[Extracts from a graphics dataset]
>>>

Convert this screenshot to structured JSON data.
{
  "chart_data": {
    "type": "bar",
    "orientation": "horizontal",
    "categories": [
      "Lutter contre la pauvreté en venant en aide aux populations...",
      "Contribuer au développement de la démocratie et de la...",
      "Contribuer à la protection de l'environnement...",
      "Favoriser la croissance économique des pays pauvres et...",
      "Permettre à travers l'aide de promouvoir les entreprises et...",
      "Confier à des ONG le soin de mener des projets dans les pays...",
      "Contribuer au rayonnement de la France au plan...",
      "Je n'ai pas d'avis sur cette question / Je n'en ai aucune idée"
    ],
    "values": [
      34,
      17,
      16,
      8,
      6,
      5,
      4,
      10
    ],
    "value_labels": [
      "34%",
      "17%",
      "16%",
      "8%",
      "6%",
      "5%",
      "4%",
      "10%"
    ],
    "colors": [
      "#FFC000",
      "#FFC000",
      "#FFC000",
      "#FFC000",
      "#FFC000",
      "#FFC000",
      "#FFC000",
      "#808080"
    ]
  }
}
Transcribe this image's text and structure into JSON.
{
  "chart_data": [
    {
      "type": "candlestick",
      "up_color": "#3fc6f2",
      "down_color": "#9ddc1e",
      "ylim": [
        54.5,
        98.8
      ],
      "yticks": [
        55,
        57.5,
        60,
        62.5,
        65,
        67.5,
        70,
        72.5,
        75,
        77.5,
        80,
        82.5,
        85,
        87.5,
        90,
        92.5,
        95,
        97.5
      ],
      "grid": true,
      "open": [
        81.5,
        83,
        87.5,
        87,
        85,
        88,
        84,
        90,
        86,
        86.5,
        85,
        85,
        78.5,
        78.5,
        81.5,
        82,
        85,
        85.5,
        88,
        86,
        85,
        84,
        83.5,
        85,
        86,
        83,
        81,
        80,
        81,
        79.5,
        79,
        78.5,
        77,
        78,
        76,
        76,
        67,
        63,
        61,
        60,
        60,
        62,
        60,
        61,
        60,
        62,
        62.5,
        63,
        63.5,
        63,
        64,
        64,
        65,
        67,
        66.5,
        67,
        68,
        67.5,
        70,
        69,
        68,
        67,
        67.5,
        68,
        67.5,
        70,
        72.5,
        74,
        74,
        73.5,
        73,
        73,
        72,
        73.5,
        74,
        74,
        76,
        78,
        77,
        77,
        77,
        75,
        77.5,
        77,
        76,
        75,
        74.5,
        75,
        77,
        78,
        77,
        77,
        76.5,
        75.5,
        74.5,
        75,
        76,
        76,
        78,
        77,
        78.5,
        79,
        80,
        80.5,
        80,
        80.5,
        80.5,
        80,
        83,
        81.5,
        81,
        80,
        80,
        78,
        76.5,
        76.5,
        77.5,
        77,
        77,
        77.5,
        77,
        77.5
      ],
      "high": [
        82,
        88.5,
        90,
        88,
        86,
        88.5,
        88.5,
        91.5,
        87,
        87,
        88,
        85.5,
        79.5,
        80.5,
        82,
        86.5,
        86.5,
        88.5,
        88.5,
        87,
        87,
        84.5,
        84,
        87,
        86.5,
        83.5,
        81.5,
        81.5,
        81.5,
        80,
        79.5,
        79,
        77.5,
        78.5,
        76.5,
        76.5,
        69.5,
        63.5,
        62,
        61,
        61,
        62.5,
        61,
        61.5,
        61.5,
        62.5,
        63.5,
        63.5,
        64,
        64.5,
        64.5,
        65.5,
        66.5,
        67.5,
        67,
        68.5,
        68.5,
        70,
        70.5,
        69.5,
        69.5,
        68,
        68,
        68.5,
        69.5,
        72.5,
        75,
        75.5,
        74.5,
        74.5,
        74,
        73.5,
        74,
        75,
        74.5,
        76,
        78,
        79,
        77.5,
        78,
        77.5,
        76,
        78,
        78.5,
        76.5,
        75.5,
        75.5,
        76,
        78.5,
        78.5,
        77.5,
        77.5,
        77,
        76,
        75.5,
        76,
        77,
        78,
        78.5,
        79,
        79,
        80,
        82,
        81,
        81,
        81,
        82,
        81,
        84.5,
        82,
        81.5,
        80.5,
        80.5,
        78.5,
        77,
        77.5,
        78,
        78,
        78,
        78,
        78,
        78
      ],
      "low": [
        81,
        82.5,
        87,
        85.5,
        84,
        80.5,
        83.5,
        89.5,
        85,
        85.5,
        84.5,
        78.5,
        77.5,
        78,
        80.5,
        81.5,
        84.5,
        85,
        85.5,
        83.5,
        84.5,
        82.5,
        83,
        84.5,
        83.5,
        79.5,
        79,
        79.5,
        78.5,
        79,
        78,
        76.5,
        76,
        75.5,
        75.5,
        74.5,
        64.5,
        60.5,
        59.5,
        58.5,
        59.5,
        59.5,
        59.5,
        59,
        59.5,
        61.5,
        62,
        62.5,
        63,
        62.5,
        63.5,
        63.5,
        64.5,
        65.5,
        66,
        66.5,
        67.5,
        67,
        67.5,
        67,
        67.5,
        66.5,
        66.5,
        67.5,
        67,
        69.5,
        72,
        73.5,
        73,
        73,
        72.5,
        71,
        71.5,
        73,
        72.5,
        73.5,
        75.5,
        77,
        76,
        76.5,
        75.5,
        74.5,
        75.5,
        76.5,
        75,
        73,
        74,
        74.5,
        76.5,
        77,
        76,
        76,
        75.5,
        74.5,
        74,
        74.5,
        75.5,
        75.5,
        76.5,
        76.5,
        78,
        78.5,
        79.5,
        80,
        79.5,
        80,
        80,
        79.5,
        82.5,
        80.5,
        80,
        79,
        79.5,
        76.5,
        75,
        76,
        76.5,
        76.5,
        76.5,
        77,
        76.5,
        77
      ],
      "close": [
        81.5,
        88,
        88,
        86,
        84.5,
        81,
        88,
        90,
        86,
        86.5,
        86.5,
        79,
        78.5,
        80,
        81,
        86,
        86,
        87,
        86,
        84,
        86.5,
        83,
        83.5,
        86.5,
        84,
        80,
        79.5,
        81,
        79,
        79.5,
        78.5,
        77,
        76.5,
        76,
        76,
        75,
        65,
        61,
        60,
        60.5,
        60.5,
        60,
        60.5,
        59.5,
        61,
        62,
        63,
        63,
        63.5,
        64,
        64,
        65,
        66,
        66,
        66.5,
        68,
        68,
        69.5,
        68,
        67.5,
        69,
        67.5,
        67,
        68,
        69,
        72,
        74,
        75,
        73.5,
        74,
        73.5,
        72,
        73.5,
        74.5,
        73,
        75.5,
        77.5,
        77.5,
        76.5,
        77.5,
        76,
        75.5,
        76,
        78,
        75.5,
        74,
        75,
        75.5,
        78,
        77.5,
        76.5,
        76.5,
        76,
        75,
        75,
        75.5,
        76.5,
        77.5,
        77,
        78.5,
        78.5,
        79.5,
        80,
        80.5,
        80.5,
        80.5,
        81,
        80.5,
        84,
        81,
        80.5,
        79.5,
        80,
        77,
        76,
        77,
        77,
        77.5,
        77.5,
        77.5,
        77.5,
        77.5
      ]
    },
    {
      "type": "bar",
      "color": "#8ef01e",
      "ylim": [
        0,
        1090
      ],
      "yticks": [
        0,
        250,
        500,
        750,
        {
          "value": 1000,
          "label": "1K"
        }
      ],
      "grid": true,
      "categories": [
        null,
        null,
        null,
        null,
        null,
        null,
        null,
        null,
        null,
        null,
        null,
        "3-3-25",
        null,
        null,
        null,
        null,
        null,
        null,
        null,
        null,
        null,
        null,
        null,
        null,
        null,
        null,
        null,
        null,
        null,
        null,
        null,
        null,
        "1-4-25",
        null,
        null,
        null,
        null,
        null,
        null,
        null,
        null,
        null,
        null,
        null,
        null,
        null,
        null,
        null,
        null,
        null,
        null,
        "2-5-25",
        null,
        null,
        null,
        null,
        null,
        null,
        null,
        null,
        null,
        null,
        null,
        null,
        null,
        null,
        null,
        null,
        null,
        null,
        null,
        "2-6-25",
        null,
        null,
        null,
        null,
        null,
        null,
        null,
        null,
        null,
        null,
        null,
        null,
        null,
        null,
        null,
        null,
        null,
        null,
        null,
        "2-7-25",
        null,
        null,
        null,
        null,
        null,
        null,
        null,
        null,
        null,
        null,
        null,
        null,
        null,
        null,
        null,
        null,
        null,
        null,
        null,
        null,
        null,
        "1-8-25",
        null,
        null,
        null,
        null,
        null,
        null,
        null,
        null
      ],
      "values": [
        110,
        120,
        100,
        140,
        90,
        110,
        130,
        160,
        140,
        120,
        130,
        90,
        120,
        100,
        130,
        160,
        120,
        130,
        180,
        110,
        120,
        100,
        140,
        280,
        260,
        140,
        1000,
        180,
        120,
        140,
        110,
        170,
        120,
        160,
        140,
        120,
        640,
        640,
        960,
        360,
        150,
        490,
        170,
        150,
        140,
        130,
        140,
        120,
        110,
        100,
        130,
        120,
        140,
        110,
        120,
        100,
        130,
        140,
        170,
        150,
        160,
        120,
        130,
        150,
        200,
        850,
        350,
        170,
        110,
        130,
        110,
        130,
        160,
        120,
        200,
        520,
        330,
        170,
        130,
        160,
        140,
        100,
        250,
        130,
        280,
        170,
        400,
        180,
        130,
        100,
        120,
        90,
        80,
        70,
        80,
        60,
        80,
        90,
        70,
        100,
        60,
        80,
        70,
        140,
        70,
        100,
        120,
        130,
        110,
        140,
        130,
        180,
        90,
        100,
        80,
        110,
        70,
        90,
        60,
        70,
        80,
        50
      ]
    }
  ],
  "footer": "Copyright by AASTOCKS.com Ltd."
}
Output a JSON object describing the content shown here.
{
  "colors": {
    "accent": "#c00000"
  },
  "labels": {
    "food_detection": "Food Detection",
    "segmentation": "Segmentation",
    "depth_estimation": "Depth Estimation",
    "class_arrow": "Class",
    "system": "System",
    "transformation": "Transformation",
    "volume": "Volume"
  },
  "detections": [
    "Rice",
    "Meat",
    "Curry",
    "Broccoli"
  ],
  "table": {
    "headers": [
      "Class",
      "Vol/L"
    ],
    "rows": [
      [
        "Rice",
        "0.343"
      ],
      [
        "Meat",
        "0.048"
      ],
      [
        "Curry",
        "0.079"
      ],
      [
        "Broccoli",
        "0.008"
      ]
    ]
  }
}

<<<

▶ **AIM OF THE EXERCISE**
Check each line of the listing above for the string "aide", then report only how many lines have it.

▶ **CORRECT ANSWER**
2